→ Task goal
From the listing below, extract every line containing "number".
# Start of Working data
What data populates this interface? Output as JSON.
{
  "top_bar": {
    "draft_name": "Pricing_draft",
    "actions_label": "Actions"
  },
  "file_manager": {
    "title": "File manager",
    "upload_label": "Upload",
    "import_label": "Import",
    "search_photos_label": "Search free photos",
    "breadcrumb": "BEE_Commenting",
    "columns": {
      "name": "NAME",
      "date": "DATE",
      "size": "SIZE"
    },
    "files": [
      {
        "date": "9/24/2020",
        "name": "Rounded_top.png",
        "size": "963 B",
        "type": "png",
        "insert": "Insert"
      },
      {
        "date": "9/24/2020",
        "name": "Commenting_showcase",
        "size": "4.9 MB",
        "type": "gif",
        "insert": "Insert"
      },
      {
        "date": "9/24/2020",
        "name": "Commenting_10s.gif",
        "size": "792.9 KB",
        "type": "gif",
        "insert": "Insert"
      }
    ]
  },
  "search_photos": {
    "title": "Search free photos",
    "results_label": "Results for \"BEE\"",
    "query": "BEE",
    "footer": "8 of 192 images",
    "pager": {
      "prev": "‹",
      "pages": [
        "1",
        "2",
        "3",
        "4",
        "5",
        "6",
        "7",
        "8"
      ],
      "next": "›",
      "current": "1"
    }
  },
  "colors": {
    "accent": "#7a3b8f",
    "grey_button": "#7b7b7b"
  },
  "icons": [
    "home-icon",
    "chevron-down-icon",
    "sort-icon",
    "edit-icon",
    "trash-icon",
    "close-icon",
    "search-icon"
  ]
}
# End of Working data
# Start of Working data
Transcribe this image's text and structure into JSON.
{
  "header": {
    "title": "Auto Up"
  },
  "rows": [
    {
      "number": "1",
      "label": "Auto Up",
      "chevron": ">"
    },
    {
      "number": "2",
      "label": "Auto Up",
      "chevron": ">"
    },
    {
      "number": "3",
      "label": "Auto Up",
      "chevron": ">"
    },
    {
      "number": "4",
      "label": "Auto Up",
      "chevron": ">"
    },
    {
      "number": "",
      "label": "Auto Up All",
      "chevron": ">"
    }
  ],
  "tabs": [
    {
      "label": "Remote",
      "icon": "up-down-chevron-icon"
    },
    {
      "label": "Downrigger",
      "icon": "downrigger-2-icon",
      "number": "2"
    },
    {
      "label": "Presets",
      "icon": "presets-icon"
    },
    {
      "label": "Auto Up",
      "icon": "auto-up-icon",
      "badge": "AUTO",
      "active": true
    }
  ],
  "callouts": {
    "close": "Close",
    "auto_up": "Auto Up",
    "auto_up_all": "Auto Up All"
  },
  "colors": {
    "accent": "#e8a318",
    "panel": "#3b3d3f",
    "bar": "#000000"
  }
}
# End of Working data
→ Problem solution
      "number": "1",
      "number": "2",
      "number": "3",
      "number": "4",
      "number": "",
      "number": "2"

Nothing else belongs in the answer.